What to work on: From the listing, collect all lines containing the word "Support".

-- START --

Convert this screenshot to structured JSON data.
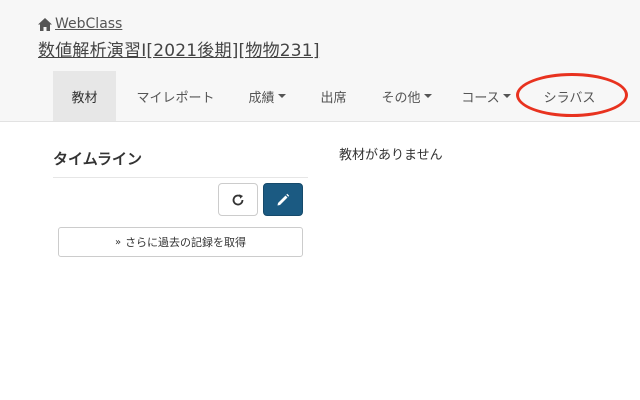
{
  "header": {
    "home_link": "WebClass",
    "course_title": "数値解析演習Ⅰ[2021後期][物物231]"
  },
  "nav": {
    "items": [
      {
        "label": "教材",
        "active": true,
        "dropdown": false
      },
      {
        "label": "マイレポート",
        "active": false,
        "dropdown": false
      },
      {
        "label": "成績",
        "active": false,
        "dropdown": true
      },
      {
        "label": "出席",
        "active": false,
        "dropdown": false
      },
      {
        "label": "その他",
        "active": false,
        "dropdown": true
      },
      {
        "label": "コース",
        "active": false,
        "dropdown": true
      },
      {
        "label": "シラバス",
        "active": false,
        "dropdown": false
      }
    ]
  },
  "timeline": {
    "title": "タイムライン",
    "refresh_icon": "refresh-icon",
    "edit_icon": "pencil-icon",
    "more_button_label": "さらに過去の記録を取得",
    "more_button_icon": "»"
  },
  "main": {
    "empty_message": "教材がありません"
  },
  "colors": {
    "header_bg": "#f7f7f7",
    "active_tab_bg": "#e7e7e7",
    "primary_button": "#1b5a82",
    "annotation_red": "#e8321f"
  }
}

-- END --
-- START --

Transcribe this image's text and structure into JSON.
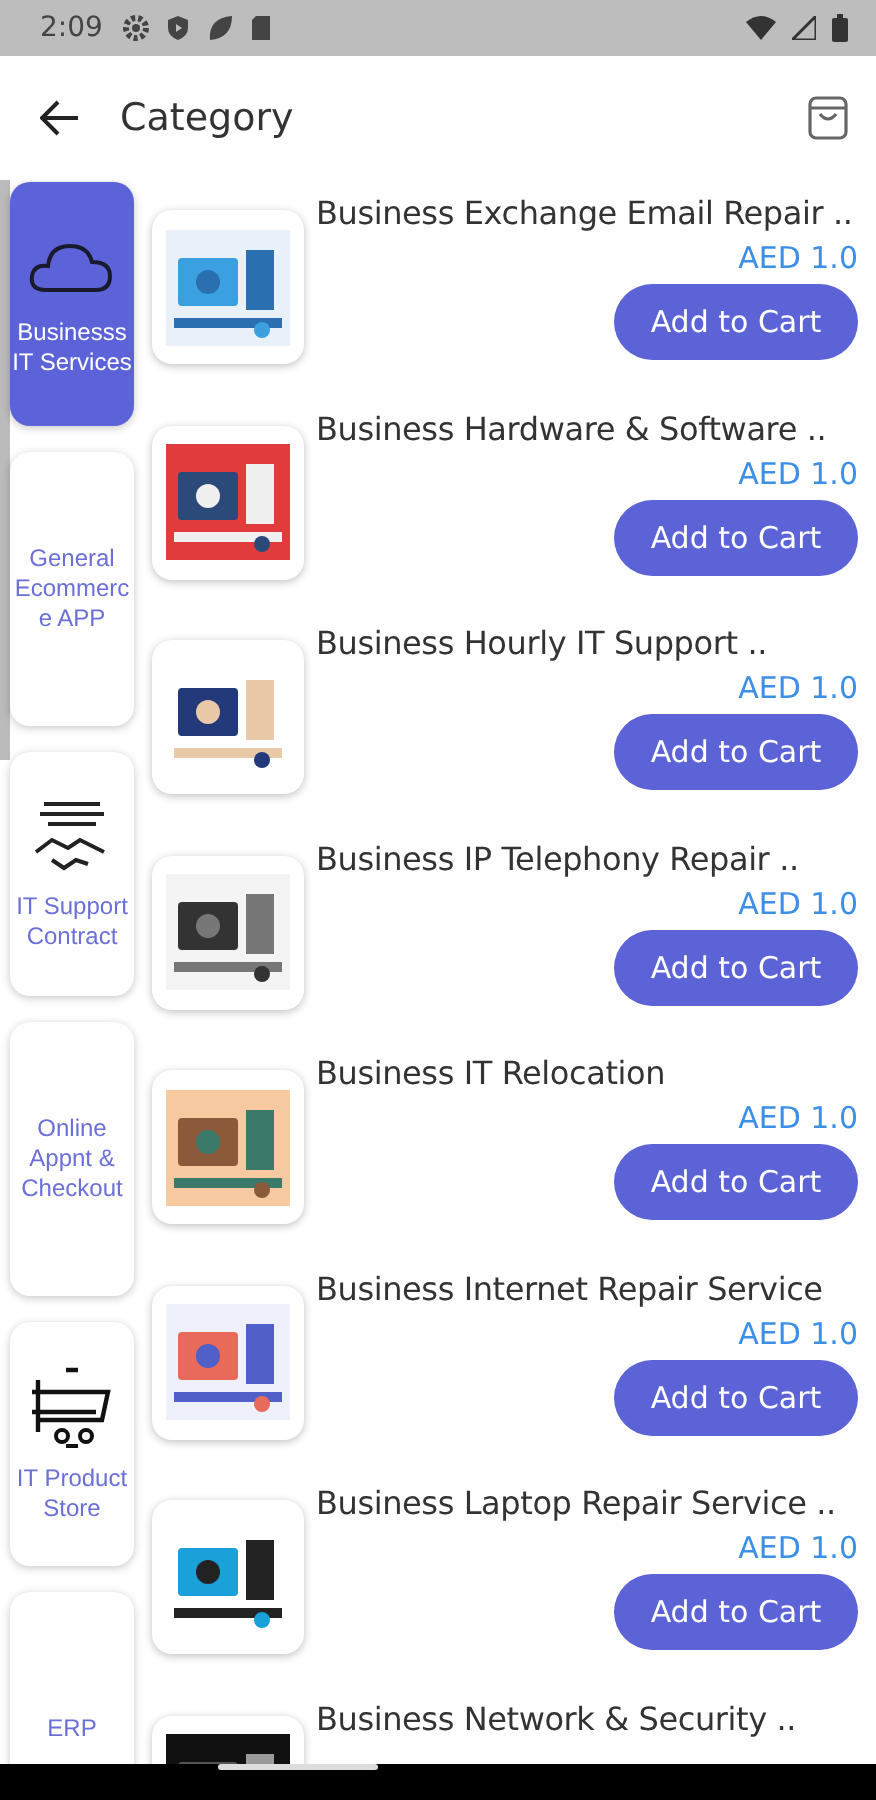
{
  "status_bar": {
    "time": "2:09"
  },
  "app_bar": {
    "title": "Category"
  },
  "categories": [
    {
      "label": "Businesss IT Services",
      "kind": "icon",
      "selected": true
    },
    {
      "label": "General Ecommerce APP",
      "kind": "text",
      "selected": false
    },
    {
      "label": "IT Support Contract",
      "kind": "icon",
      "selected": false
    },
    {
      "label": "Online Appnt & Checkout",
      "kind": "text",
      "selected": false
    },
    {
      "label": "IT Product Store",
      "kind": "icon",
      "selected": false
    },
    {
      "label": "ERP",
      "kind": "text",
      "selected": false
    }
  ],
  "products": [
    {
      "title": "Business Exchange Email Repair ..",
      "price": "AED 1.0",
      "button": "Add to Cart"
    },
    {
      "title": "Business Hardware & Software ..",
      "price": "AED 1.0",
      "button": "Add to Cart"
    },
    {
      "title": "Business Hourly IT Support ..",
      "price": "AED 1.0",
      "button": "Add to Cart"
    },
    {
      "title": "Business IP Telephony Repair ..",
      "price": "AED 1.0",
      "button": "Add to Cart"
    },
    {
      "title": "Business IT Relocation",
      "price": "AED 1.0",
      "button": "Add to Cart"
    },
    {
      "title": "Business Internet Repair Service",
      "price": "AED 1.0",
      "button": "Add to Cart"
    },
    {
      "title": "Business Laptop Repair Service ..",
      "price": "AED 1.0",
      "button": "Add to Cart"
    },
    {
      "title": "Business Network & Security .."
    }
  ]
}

-- END --

Answer to this task:
      "label": "IT Support Contract",
      "title": "Business Hourly IT Support ..",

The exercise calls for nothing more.